◆ Reading passage:
++++
The politics of sainthood
                                                                                    
Why has the Church chosen this moment to canonize a priest
widely accused of sexual misconduct with women?
                                                                                            
BY MICHAEL BRONSKI

LAST MONTH’S CONVOCATION of the United States Conference of Catholic Bishops, held to hammer out an official policy on how to respond to future cases of clergy sexual abuse, was roundly hailed by the US media as a bold and progressive step forward for the Roman Catholic Church. Time magazine, in its usual hype-speak, called it "groundbreaking." The policy worked out at the Dallas conference, which mandates, among other things, that any priest found guilty of sexual abuse of a minor will be immediately — and permanently — removed from pastoral work, has to be okayed by Vatican higher-ups before it can be implemented. Word from the conference president, Bishop Wilton D. Gregory, is that this approval should not be a problem. Well, maybe yes and maybe no.

It’s not fully appreciated just how unprecedented this conference actually was. The impetus for forming the new policy came from an extraordinary demand by American lay Catholics that the US Catholic hierarchy admit its errors and — contrary to the organization of Roman Catholicism — follow the lead of the faithful. It was a stunning moment in the history of the Church. But you need look no further than the recent canonization of Padre Pio — a priest who faced numerous, credible accusations of sexual misconduct with women — to get an idea of how seriously (or not) the Vatican is taking the calls for change.

Make no mistake, the process of canonization within the Roman Catholic Church — that most methodical and bureaucratic of organizations — is fraught with politics. Aside from their spiritual evolution, saints also have pedagogical functions. They are the Church’s poster children and spiritual heroes. They are promoted in books and on holy cards, statues, religious portraits, and stained-glass windows. The Vatican makes clear political and social statements, cloaked in the guise of theology, when it selects its saints.

CANON PODDER                 
THE POPE'S CONSERVATIVE
POLITICS, HIS RETROGRADE
VISION OF THE CHURCH, AND
HIS INSISTENCE ON BEING A
TOP-DOWN MANAGER FIND
A PERFECT MATCH IN THE
NEW SAINT PADRE PIO
  
pio1.gif (29828 bytes)

Take, for example, the canonization of Maria Goretti. Born in poverty in 1890, she lived with her family on the outskirts of Rome. In 1902, the 12-year-old Maria was sexually assaulted by a 19-year-old neighbor. When she resisted, he stabbed her. When she died a few days later, she told her confessor that she forgave her assailant and wanted him "to be in paradise" with her. The assailant was sentenced to 30 years in prison. For the first eight, he harbored bitterness toward Maria, but repented after she appeared to him in a dream. Upon his release he received communion — at a shrine built for the young martyr — with Maria’s mother at his side. A cult immediately sprang up around Maria Goretti, making her both a visible and visceral emblem of the chastity of Catholic youth. She was promoted by Pope Pius XII as an icon of virginity during the Allied liberation of Italy after World War II, when there was much concern about sexual immorality among young people. In the years after the war, as the Vatican became increasingly worried about the effects of movies, jazz, and other forms of popular culture on Catholic youth, Goretti was continually brought forward as a model young Catholic. She was beatified in 1947 and canonized in 1950. During the ceremony, Pius XII stated: "From Maria’s story, carefree children and young people with their zest for life can learn not to be led astray by attractive pleasures which are not only ephemeral and empty but also sinful." In the United States, Catholic youth were urged to take the "Modesty Pledge of the Friends of Maria Goretti," which began, "I am special! My body was made in God’s image and how I choose to act, what I choose to wear, to watch, or listen to, enhances or diminishes the virtues of my personality."
++++
◆ Record set:

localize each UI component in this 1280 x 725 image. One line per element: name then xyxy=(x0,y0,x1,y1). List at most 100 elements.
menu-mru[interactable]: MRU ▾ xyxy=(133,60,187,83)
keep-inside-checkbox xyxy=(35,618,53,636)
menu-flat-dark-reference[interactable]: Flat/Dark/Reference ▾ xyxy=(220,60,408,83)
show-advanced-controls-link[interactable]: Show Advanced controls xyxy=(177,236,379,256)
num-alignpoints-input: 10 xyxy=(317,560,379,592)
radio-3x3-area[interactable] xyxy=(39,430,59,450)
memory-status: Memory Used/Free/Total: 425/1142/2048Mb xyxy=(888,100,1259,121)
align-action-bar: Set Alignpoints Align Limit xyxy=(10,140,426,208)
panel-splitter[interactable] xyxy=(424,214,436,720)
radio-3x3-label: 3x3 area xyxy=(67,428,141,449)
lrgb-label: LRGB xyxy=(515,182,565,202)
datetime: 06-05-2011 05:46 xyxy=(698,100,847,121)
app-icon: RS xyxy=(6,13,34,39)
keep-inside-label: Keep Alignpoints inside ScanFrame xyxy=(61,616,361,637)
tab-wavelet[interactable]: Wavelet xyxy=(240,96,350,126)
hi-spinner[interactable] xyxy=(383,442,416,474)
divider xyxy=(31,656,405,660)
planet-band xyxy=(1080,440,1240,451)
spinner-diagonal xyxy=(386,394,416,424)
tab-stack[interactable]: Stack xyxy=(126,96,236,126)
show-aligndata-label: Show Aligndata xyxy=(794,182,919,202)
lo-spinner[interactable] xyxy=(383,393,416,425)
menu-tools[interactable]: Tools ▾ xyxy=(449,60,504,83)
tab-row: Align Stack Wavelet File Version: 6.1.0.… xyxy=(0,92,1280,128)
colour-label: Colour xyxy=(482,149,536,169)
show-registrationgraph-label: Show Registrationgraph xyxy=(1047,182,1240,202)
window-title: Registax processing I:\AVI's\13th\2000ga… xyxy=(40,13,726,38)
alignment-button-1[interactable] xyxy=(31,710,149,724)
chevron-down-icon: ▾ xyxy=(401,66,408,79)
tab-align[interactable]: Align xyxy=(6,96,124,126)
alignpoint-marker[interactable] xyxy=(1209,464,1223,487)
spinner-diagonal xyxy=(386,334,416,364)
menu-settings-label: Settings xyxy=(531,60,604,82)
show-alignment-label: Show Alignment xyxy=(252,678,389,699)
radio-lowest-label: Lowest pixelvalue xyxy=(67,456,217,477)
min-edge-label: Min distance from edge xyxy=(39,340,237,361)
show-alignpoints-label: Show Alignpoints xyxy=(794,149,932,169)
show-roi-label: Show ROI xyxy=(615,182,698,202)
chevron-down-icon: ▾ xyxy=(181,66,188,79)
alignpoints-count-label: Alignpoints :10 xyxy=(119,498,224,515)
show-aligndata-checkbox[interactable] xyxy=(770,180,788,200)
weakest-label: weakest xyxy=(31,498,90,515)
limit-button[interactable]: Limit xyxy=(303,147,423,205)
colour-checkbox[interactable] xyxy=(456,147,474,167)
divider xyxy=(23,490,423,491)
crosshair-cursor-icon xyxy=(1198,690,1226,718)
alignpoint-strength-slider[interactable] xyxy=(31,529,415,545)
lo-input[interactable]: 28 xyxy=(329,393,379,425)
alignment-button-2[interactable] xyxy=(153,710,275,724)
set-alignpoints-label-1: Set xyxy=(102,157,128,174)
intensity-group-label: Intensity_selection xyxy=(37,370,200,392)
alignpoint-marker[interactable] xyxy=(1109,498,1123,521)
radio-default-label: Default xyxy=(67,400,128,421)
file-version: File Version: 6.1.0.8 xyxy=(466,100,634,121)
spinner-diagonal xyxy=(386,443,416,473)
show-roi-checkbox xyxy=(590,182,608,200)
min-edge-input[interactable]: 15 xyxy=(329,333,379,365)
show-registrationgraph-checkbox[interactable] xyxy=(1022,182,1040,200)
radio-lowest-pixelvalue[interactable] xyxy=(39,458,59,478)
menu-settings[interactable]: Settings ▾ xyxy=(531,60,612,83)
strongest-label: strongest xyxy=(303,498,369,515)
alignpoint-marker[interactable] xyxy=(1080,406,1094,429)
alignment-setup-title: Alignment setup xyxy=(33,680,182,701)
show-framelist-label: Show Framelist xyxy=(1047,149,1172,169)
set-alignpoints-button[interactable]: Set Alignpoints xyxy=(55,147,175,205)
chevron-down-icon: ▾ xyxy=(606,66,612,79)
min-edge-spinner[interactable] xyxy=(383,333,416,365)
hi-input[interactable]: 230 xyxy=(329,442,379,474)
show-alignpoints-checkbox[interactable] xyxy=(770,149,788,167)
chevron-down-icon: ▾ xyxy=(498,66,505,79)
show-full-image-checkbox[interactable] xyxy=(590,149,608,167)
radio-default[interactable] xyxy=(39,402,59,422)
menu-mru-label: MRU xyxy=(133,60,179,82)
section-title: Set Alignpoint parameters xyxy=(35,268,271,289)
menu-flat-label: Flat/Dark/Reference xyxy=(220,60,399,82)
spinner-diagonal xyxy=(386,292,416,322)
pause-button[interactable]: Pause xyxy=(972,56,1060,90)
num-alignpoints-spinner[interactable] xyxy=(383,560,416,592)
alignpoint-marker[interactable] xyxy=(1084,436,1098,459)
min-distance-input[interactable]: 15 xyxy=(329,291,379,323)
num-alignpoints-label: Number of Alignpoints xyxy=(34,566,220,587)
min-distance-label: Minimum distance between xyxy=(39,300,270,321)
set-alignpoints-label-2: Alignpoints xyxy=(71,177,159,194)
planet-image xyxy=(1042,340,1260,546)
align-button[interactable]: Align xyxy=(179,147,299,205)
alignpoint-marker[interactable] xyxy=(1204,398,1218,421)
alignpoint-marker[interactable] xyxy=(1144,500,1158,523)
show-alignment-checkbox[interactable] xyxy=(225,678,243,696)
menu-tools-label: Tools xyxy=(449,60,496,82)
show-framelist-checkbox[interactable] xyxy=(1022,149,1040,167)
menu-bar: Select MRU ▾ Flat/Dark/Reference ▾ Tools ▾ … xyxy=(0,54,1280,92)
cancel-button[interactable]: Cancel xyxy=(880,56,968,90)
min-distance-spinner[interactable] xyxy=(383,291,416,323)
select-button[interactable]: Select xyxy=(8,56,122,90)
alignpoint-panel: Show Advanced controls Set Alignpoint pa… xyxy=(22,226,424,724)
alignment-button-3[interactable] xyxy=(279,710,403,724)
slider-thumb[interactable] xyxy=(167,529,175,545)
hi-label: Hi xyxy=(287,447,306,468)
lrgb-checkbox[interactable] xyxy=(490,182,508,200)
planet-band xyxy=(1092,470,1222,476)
++++
◆ Problems:
[1] In the article on the politics of sainthood, in what year was Maria Goretti canonized?
[2] Translate this sentence from the article on the politics of sainthood into Spanish: "It was a stunning moment in the history of the Church."
[3] Continue the article on the politics of sainthood from where it stops.
The records have nothing to do with what is asked here.

◆ Responses to the exercise:
[1] 1950

[2] Fue un momento asombroso en la historia de la Iglesia.

[3]
So what are we to make of the fact that even as the seemingly bottomless sexual-abuse scandal (which is not, as many believe, limited to the American Catholic Church) threatens the financial stability of various archdioceses and erodes Church leaders’ authority to speak on issues of public morality, the Vatican has just made a saint of a priest who was accused of sexual conduct with countless women as well as acting in effeminate ways? The canonization of Pio, now known as Saint Pio de Pietrelcina (after his birthplace near Naples, Italy), tells us that the Vatican’s crusade under Pope John Paul II to bring Rome back to its pre–Vatican II past is alive and well.

ONE OF THE MOST remarkable — and remarked upon — aspects of Pio’s canonization has been the short length of time between the priest’s death and his declared sainthood. The Vatican generally takes a long view of history, and it has not been unusual for at least 100 years to pass between a subject’s death and the discussion of his or her sainthood. St. Elizabeth Ann Seton, for instance, died in 1821 and was not even put up for canonization until 1940; she was finally declared a saint in 1975. But it took less then 34 years from the time of the Capuchin friar’s death in 1968, at age 81, to his being made a saint. In Vatican time, this is a speedier fast-tracking than the derailment of habeas corpus has received at the hands of John Ashcroft. Padre Pio’s accelerated path toward official holiness is even more remarkable given his history with the Vatican.

While the media coverage of Padre Pio’s canonization has been respectful, it did hint that Pio was an unusual candidate for sainthood. The New York Times coverage began with the ironic headline THE FRIAR, MIRACULOUSLY, MARCHES INTO SAINTHOOD and then noted with some delicacy that "in the past, Rome took a dim view" of Padre’s Pio’s life and reputation. Most other news reports noted that Pio, though popular, was controversial. This is, as one might expect when talking about a newly minted saint, putting it kindly.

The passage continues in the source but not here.